§ What needs to be done: Set down all of the data exactly as it appears.

§ Available records:
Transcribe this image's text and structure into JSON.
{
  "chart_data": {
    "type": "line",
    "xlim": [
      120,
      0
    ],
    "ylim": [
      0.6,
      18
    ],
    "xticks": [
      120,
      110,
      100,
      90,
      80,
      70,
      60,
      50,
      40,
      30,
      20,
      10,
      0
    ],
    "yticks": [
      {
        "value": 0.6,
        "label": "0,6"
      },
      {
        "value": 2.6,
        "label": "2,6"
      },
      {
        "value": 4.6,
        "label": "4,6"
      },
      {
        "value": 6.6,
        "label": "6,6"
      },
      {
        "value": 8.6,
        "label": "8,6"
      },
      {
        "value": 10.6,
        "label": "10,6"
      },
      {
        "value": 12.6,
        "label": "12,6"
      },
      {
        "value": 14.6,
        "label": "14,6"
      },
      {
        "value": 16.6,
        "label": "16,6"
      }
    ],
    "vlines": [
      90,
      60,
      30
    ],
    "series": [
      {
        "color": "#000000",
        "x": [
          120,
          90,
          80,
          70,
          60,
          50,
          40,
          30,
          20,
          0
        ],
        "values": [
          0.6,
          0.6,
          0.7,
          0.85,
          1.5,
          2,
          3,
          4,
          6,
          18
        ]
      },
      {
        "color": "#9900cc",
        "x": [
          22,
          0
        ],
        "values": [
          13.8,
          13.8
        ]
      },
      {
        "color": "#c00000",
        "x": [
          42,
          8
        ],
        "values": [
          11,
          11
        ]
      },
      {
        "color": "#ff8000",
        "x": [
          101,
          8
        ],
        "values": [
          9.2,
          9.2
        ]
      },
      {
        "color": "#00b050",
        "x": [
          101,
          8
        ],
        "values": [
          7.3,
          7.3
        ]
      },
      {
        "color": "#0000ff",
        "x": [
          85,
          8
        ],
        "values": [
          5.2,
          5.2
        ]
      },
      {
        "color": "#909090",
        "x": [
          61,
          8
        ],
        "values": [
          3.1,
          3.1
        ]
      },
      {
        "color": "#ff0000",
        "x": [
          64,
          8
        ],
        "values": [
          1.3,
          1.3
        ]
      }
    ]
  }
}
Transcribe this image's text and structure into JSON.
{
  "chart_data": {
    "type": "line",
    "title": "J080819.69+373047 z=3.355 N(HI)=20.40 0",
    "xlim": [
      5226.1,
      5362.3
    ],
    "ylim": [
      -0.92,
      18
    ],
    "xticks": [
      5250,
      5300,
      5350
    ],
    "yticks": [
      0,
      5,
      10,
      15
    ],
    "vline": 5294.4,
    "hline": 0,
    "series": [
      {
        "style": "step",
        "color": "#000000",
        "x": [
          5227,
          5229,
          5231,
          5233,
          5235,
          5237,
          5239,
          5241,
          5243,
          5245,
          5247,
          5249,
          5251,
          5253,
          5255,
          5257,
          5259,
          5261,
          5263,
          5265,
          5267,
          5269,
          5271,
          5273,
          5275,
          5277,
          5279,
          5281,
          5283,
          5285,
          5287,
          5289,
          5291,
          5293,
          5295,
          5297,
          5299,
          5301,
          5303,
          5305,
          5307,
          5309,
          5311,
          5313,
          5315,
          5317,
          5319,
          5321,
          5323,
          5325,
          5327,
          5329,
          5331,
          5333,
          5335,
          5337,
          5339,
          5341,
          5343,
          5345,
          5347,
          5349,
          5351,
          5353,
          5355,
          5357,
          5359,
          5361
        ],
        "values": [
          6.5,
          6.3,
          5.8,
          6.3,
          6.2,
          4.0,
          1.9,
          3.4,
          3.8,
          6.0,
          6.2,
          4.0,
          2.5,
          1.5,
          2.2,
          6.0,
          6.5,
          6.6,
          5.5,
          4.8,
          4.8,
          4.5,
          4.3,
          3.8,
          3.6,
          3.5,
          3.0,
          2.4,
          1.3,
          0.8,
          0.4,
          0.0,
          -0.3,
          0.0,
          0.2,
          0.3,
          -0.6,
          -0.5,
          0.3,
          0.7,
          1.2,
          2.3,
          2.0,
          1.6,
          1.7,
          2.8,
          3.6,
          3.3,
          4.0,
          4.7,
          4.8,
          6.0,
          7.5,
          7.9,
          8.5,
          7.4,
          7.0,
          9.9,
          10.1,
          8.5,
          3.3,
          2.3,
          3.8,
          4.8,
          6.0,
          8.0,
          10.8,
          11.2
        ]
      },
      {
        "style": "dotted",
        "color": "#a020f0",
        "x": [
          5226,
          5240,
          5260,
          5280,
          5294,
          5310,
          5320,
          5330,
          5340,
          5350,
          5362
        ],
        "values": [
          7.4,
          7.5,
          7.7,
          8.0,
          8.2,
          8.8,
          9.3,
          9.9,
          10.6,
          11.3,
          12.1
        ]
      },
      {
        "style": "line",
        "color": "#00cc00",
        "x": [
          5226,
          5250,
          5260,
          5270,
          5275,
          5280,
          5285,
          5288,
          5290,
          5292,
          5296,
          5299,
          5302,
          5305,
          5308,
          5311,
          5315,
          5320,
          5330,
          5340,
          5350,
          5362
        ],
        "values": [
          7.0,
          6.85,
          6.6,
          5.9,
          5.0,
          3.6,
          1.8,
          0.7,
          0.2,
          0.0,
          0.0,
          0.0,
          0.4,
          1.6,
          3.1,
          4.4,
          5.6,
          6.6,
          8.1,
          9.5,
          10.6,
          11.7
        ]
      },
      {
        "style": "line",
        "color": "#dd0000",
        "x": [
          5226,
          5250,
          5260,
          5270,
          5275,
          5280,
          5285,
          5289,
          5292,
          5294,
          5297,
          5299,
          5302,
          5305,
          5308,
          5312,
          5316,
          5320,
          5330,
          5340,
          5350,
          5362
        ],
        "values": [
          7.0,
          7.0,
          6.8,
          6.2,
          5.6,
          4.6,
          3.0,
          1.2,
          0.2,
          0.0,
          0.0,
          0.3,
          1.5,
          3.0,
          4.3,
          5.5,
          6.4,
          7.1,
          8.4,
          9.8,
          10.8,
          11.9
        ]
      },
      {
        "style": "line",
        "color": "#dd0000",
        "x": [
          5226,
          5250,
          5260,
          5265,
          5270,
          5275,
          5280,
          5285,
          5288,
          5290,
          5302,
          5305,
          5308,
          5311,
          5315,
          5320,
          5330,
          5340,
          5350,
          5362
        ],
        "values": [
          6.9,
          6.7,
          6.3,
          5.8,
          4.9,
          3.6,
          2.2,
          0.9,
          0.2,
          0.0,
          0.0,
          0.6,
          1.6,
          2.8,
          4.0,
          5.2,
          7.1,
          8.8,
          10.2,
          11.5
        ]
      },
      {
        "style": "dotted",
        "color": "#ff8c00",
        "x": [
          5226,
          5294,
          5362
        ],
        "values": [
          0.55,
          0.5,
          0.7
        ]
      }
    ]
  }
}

§ Solution to this problem:
Transcribe this image's text and structure into JSON.
{
  "chart_data": {
    "type": "line",
    "xlim": [
      120,
      0
    ],
    "ylim": [
      0.6,
      18
    ],
    "xticks": [
      120,
      110,
      100,
      90,
      80,
      70,
      60,
      50,
      40,
      30,
      20,
      10,
      0
    ],
    "yticks": [
      {
        "value": 0.6,
        "label": "0,6"
      },
      {
        "value": 2.6,
        "label": "2,6"
      },
      {
        "value": 4.6,
        "label": "4,6"
      },
      {
        "value": 6.6,
        "label": "6,6"
      },
      {
        "value": 8.6,
        "label": "8,6"
      },
      {
        "value": 10.6,
        "label": "10,6"
      },
      {
        "value": 12.6,
        "label": "12,6"
      },
      {
        "value": 14.6,
        "label": "14,6"
      },
      {
        "value": 16.6,
        "label": "16,6"
      }
    ],
    "vlines": [
      90,
      60,
      30
    ],
    "series": [
      {
        "color": "#000000",
        "x": [
          120,
          90,
          80,
          70,
          60,
          50,
          40,
          30,
          20,
          0
        ],
        "values": [
          0.6,
          0.6,
          0.7,
          0.85,
          1.5,
          2,
          3,
          4,
          6,
          18
        ]
      },
      {
        "color": "#9900cc",
        "x": [
          22,
          0
        ],
        "values": [
          13.8,
          13.8
        ]
      },
      {
        "color": "#c00000",
        "x": [
          42,
          8
        ],
        "values": [
          11,
          11
        ]
      },
      {
        "color": "#ff8000",
        "x": [
          101,
          8
        ],
        "values": [
          9.2,
          9.2
        ]
      },
      {
        "color": "#00b050",
        "x": [
          101,
          8
        ],
        "values": [
          7.3,
          7.3
        ]
      },
      {
        "color": "#0000ff",
        "x": [
          85,
          8
        ],
        "values": [
          5.2,
          5.2
        ]
      },
      {
        "color": "#909090",
        "x": [
          61,
          8
        ],
        "values": [
          3.1,
          3.1
        ]
      },
      {
        "color": "#ff0000",
        "x": [
          64,
          8
        ],
        "values": [
          1.3,
          1.3
        ]
      }
    ]
  }
}
Transcribe this image's text and structure into JSON.
{
  "chart_data": {
    "type": "line",
    "title": "J080819.69+373047 z=3.355 N(HI)=20.40 0",
    "xlim": [
      5226.1,
      5362.3
    ],
    "ylim": [
      -0.92,
      18
    ],
    "xticks": [
      5250,
      5300,
      5350
    ],
    "yticks": [
      0,
      5,
      10,
      15
    ],
    "vline": 5294.4,
    "hline": 0,
    "series": [
      {
        "style": "step",
        "color": "#000000",
        "x": [
          5227,
          5229,
          5231,
          5233,
          5235,
          5237,
          5239,
          5241,
          5243,
          5245,
          5247,
          5249,
          5251,
          5253,
          5255,
          5257,
          5259,
          5261,
          5263,
          5265,
          5267,
          5269,
          5271,
          5273,
          5275,
          5277,
          5279,
          5281,
          5283,
          5285,
          5287,
          5289,
          5291,
          5293,
          5295,
          5297,
          5299,
          5301,
          5303,
          5305,
          5307,
          5309,
          5311,
          5313,
          5315,
          5317,
          5319,
          5321,
          5323,
          5325,
          5327,
          5329,
          5331,
          5333,
          5335,
          5337,
          5339,
          5341,
          5343,
          5345,
          5347,
          5349,
          5351,
          5353,
          5355,
          5357,
          5359,
          5361
        ],
        "values": [
          6.5,
          6.3,
          5.8,
          6.3,
          6.2,
          4.0,
          1.9,
          3.4,
          3.8,
          6.0,
          6.2,
          4.0,
          2.5,
          1.5,
          2.2,
          6.0,
          6.5,
          6.6,
          5.5,
          4.8,
          4.8,
          4.5,
          4.3,
          3.8,
          3.6,
          3.5,
          3.0,
          2.4,
          1.3,
          0.8,
          0.4,
          0.0,
          -0.3,
          0.0,
          0.2,
          0.3,
          -0.6,
          -0.5,
          0.3,
          0.7,
          1.2,
          2.3,
          2.0,
          1.6,
          1.7,
          2.8,
          3.6,
          3.3,
          4.0,
          4.7,
          4.8,
          6.0,
          7.5,
          7.9,
          8.5,
          7.4,
          7.0,
          9.9,
          10.1,
          8.5,
          3.3,
          2.3,
          3.8,
          4.8,
          6.0,
          8.0,
          10.8,
          11.2
        ]
      },
      {
        "style": "dotted",
        "color": "#a020f0",
        "x": [
          5226,
          5240,
          5260,
          5280,
          5294,
          5310,
          5320,
          5330,
          5340,
          5350,
          5362
        ],
        "values": [
          7.4,
          7.5,
          7.7,
          8.0,
          8.2,
          8.8,
          9.3,
          9.9,
          10.6,
          11.3,
          12.1
        ]
      },
      {
        "style": "line",
        "color": "#00cc00",
        "x": [
          5226,
          5250,
          5260,
          5270,
          5275,
          5280,
          5285,
          5288,
          5290,
          5292,
          5296,
          5299,
          5302,
          5305,
          5308,
          5311,
          5315,
          5320,
          5330,
          5340,
          5350,
          5362
        ],
        "values": [
          7.0,
          6.85,
          6.6,
          5.9,
          5.0,
          3.6,
          1.8,
          0.7,
          0.2,
          0.0,
          0.0,
          0.0,
          0.4,
          1.6,
          3.1,
          4.4,
          5.6,
          6.6,
          8.1,
          9.5,
          10.6,
          11.7
        ]
      },
      {
        "style": "line",
        "color": "#dd0000",
        "x": [
          5226,
          5250,
          5260,
          5270,
          5275,
          5280,
          5285,
          5289,
          5292,
          5294,
          5297,
          5299,
          5302,
          5305,
          5308,
          5312,
          5316,
          5320,
          5330,
          5340,
          5350,
          5362
        ],
        "values": [
          7.0,
          7.0,
          6.8,
          6.2,
          5.6,
          4.6,
          3.0,
          1.2,
          0.2,
          0.0,
          0.0,
          0.3,
          1.5,
          3.0,
          4.3,
          5.5,
          6.4,
          7.1,
          8.4,
          9.8,
          10.8,
          11.9
        ]
      },
      {
        "style": "line",
        "color": "#dd0000",
        "x": [
          5226,
          5250,
          5260,
          5265,
          5270,
          5275,
          5280,
          5285,
          5288,
          5290,
          5302,
          5305,
          5308,
          5311,
          5315,
          5320,
          5330,
          5340,
          5350,
          5362
        ],
        "values": [
          6.9,
          6.7,
          6.3,
          5.8,
          4.9,
          3.6,
          2.2,
          0.9,
          0.2,
          0.0,
          0.0,
          0.6,
          1.6,
          2.8,
          4.0,
          5.2,
          7.1,
          8.8,
          10.2,
          11.5
        ]
      },
      {
        "style": "dotted",
        "color": "#ff8c00",
        "x": [
          5226,
          5294,
          5362
        ],
        "values": [
          0.55,
          0.5,
          0.7
        ]
      }
    ]
  }
}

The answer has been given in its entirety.